WHAT IS ASKED: Print the records again, character for character.

╭──

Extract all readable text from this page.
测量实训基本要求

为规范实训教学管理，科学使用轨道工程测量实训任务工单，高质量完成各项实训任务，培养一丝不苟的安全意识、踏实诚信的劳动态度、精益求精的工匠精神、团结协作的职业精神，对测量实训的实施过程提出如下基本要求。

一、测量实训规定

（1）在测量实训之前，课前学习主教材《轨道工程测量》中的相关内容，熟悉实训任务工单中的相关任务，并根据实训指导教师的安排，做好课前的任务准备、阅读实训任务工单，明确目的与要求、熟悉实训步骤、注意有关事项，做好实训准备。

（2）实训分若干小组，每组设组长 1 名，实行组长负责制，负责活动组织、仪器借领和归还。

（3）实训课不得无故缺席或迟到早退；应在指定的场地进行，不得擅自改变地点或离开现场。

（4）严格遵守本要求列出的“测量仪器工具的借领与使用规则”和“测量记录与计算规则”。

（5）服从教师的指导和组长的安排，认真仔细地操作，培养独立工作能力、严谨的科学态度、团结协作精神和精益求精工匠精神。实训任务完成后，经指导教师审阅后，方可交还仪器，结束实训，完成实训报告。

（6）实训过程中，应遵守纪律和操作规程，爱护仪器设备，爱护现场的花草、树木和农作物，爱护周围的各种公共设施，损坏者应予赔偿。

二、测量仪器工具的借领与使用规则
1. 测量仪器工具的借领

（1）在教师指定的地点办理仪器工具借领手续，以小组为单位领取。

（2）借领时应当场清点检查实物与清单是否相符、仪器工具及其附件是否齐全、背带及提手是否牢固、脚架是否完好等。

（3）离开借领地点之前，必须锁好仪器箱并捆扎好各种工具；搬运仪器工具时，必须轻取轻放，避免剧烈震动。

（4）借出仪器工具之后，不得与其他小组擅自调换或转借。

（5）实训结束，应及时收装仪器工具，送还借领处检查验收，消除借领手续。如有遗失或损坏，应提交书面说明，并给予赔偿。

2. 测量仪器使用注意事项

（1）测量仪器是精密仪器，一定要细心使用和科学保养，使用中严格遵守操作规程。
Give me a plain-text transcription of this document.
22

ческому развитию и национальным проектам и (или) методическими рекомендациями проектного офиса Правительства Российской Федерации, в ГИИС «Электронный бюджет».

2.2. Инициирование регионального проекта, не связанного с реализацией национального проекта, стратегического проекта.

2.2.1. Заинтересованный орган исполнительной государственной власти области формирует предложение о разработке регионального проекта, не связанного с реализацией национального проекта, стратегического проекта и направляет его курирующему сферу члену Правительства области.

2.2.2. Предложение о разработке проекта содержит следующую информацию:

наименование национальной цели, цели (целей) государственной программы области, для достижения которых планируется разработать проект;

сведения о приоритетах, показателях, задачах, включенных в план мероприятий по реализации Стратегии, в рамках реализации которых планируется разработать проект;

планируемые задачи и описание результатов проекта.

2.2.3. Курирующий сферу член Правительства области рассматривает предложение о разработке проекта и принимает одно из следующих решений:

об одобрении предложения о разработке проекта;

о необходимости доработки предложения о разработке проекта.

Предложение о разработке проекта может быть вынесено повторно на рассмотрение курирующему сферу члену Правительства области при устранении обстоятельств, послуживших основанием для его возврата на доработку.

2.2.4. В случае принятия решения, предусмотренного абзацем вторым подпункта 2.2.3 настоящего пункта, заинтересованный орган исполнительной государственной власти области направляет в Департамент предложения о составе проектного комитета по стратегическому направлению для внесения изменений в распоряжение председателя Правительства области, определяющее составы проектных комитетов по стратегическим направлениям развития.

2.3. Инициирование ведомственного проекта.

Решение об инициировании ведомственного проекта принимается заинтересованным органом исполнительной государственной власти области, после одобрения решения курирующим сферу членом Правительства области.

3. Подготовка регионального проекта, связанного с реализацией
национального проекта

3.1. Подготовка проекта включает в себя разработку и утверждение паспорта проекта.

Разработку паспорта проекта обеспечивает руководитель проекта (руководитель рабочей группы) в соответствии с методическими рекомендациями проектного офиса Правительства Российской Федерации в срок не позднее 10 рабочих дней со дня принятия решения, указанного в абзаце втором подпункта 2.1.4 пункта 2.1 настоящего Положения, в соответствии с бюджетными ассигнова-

╰──

RESPONSE:
Extract all readable text from this page.
测量实训基本要求

为规范实训教学管理，科学使用轨道工程测量实训任务工单，高质量完成各项实训任务，培养一丝不苟的安全意识、踏实诚信的劳动态度、精益求精的工匠精神、团结协作的职业精神，对测量实训的实施过程提出如下基本要求。

一、测量实训规定

（1）在测量实训之前，课前学习主教材《轨道工程测量》中的相关内容，熟悉实训任务工单中的相关任务，并根据实训指导教师的安排，做好课前的任务准备、阅读实训任务工单，明确目的与要求、熟悉实训步骤、注意有关事项，做好实训准备。

（2）实训分若干小组，每组设组长 1 名，实行组长负责制，负责活动组织、仪器借领和归还。

（3）实训课不得无故缺席或迟到早退；应在指定的场地进行，不得擅自改变地点或离开现场。

（4）严格遵守本要求列出的“测量仪器工具的借领与使用规则”和“测量记录与计算规则”。

（5）服从教师的指导和组长的安排，认真仔细地操作，培养独立工作能力、严谨的科学态度、团结协作精神和精益求精工匠精神。实训任务完成后，经指导教师审阅后，方可交还仪器，结束实训，完成实训报告。

（6）实训过程中，应遵守纪律和操作规程，爱护仪器设备，爱护现场的花草、树木和农作物，爱护周围的各种公共设施，损坏者应予赔偿。

二、测量仪器工具的借领与使用规则
1. 测量仪器工具的借领

（1）在教师指定的地点办理仪器工具借领手续，以小组为单位领取。

（2）借领时应当场清点检查实物与清单是否相符、仪器工具及其附件是否齐全、背带及提手是否牢固、脚架是否完好等。

（3）离开借领地点之前，必须锁好仪器箱并捆扎好各种工具；搬运仪器工具时，必须轻取轻放，避免剧烈震动。

（4）借出仪器工具之后，不得与其他小组擅自调换或转借。

（5）实训结束，应及时收装仪器工具，送还借领处检查验收，消除借领手续。如有遗失或损坏，应提交书面说明，并给予赔偿。

2. 测量仪器使用注意事项

（1）测量仪器是精密仪器，一定要细心使用和科学保养，使用中严格遵守操作规程。
Give me a plain-text transcription of this document.
22

ческому развитию и национальным проектам и (или) методическими рекомендациями проектного офиса Правительства Российской Федерации, в ГИИС «Электронный бюджет».

2.2. Инициирование регионального проекта, не связанного с реализацией национального проекта, стратегического проекта.

2.2.1. Заинтересованный орган исполнительной государственной власти области формирует предложение о разработке регионального проекта, не связанного с реализацией национального проекта, стратегического проекта и направляет его курирующему сферу члену Правительства области.

2.2.2. Предложение о разработке проекта содержит следующую информацию:

наименование национальной цели, цели (целей) государственной программы области, для достижения которых планируется разработать проект;

сведения о приоритетах, показателях, задачах, включенных в план мероприятий по реализации Стратегии, в рамках реализации которых планируется разработать проект;

планируемые задачи и описание результатов проекта.

2.2.3. Курирующий сферу член Правительства области рассматривает предложение о разработке проекта и принимает одно из следующих решений:

об одобрении предложения о разработке проекта;

о необходимости доработки предложения о разработке проекта.

Предложение о разработке проекта может быть вынесено повторно на рассмотрение курирующему сферу члену Правительства области при устранении обстоятельств, послуживших основанием для его возврата на доработку.

2.2.4. В случае принятия решения, предусмотренного абзацем вторым подпункта 2.2.3 настоящего пункта, заинтересованный орган исполнительной государственной власти области направляет в Департамент предложения о составе проектного комитета по стратегическому направлению для внесения изменений в распоряжение председателя Правительства области, определяющее составы проектных комитетов по стратегическим направлениям развития.

2.3. Инициирование ведомственного проекта.

Решение об инициировании ведомственного проекта принимается заинтересованным органом исполнительной государственной власти области, после одобрения решения курирующим сферу членом Правительства области.

3. Подготовка регионального проекта, связанного с реализацией
национального проекта

3.1. Подготовка проекта включает в себя разработку и утверждение паспорта проекта.

Разработку паспорта проекта обеспечивает руководитель проекта (руководитель рабочей группы) в соответствии с методическими рекомендациями проектного офиса Правительства Российской Федерации в срок не позднее 10 рабочих дней со дня принятия решения, указанного в абзаце втором подпункта 2.1.4 пункта 2.1 настоящего Положения, в соответствии с бюджетными ассигнова-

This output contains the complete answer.